● **Written request**:
Would you return the complete listing below word for word?

● **Saved data entries**:
##########

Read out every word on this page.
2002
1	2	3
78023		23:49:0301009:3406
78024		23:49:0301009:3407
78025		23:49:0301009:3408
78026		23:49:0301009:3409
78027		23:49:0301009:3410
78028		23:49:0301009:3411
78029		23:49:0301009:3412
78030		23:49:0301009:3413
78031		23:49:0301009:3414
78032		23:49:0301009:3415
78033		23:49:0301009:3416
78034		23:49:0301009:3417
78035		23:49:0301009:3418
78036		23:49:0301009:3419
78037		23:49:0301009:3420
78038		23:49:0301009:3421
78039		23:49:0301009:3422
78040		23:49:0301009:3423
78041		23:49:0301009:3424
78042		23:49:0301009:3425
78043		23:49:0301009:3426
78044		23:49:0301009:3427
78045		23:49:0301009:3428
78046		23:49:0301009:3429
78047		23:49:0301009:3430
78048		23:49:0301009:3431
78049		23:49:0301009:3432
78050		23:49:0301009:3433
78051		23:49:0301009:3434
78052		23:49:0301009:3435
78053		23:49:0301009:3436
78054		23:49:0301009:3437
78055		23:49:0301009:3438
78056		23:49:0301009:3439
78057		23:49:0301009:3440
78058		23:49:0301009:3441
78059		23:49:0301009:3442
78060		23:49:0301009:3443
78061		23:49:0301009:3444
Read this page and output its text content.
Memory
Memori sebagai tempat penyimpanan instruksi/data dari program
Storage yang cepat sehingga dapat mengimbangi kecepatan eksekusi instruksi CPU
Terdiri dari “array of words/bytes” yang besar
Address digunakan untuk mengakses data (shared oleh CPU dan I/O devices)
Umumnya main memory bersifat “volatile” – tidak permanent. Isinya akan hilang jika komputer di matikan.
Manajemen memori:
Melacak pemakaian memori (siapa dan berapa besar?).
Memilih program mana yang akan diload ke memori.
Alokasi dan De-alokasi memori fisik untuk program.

##########

● **Result for this exercise**:
Read out every word on this page.
2002
1	2	3
78023		23:49:0301009:3406
78024		23:49:0301009:3407
78025		23:49:0301009:3408
78026		23:49:0301009:3409
78027		23:49:0301009:3410
78028		23:49:0301009:3411
78029		23:49:0301009:3412
78030		23:49:0301009:3413
78031		23:49:0301009:3414
78032		23:49:0301009:3415
78033		23:49:0301009:3416
78034		23:49:0301009:3417
78035		23:49:0301009:3418
78036		23:49:0301009:3419
78037		23:49:0301009:3420
78038		23:49:0301009:3421
78039		23:49:0301009:3422
78040		23:49:0301009:3423
78041		23:49:0301009:3424
78042		23:49:0301009:3425
78043		23:49:0301009:3426
78044		23:49:0301009:3427
78045		23:49:0301009:3428
78046		23:49:0301009:3429
78047		23:49:0301009:3430
78048		23:49:0301009:3431
78049		23:49:0301009:3432
78050		23:49:0301009:3433
78051		23:49:0301009:3434
78052		23:49:0301009:3435
78053		23:49:0301009:3436
78054		23:49:0301009:3437
78055		23:49:0301009:3438
78056		23:49:0301009:3439
78057		23:49:0301009:3440
78058		23:49:0301009:3441
78059		23:49:0301009:3442
78060		23:49:0301009:3443
78061		23:49:0301009:3444
Read this page and output its text content.
Memory
Memori sebagai tempat penyimpanan instruksi/data dari program
Storage yang cepat sehingga dapat mengimbangi kecepatan eksekusi instruksi CPU
Terdiri dari “array of words/bytes” yang besar
Address digunakan untuk mengakses data (shared oleh CPU dan I/O devices)
Umumnya main memory bersifat “volatile” – tidak permanent. Isinya akan hilang jika komputer di matikan.
Manajemen memori:
Melacak pemakaian memori (siapa dan berapa besar?).
Memilih program mana yang akan diload ke memori.
Alokasi dan De-alokasi memori fisik untuk program.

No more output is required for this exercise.